(Data records)
----------------------------------------
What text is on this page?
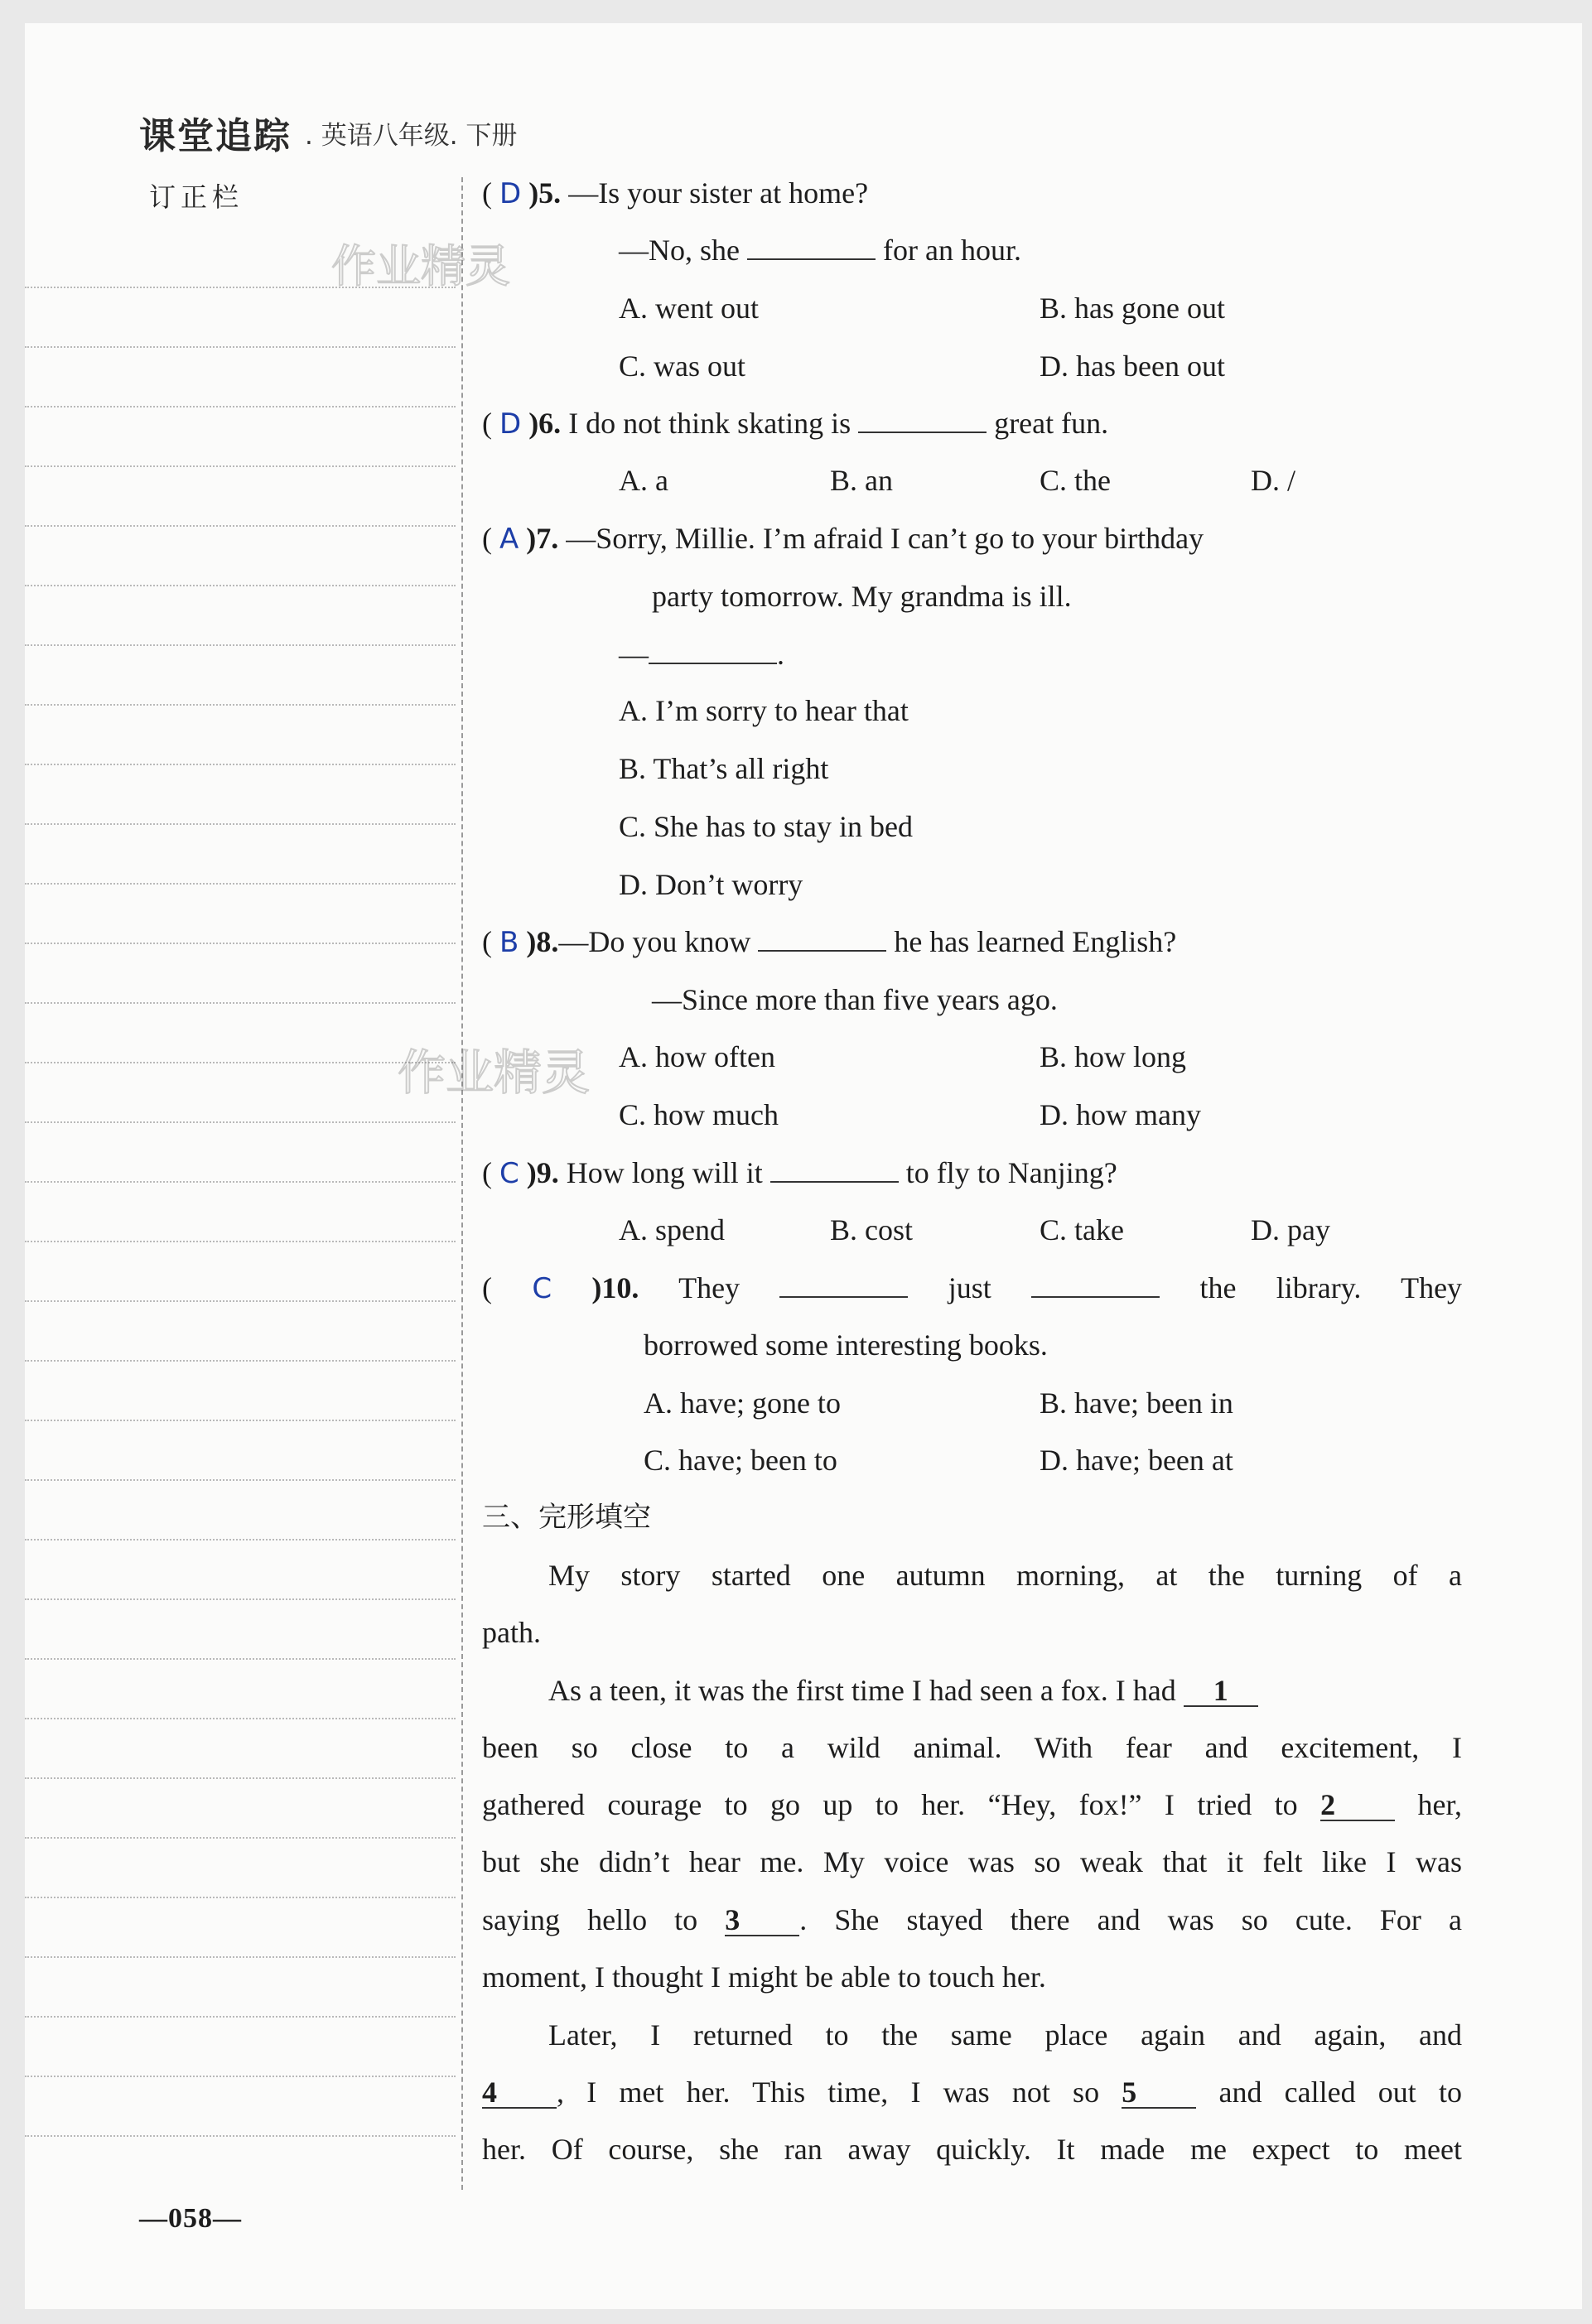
课堂追踪 . 英语八年级. 下册
订正栏
作业精灵
作业精灵
( D )5. —Is your sister at home?
—No, she	for an hour.
A. went out	B. has gone out
C. was out	D. has been out
( D )6. I do not think skating is	great fun.
A. a	B. an	C. the	D. /
( A )7. —Sorry, Millie. I’m afraid I can’t go to your birthday
party tomorrow. My grandma is ill.
—	.
A. I’m sorry to hear that
B. That’s all right
C. She has to stay in bed
D. Don’t worry
( B )8.—Do you know	he has learned English?
—Since more than five years ago.
A. how often	B. how long
C. how much	D. how many
( C )9. How long will it	to fly to Nanjing?
A. spend	B. cost	C. take	D. pay
( C )10. They	just	the library. They
borrowed some interesting books.
A. have; gone to	B. have; been in
C. have; been to	D. have; been at
三、完形填空
My story started one autumn morning, at the turning of a
path.
As a teen, it was the first time I had seen a fox. I had 1
been so close to a wild animal. With fear and excitement, I
gathered courage to go up to her. “Hey, fox!” I tried to 2	her,
but she didn’t hear me. My voice was so weak that it felt like I was
saying hello to 3 . She stayed there and was so cute. For a
moment, I thought I might be able to touch her.
Later, I returned to the same place again and again, and
4 , I met her. This time, I was not so 5	and called out to
her. Of course, she ran away quickly. It made me expect to meet
—058—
----------------------------------------
== REQUIRED WORK ==
List the lines of the material in which the word "your" occurs.

== RESULT OF THE TASK ==
( D )5. —Is your sister at home?
( A )7. —Sorry, Millie. I’m afraid I can’t go to your birthday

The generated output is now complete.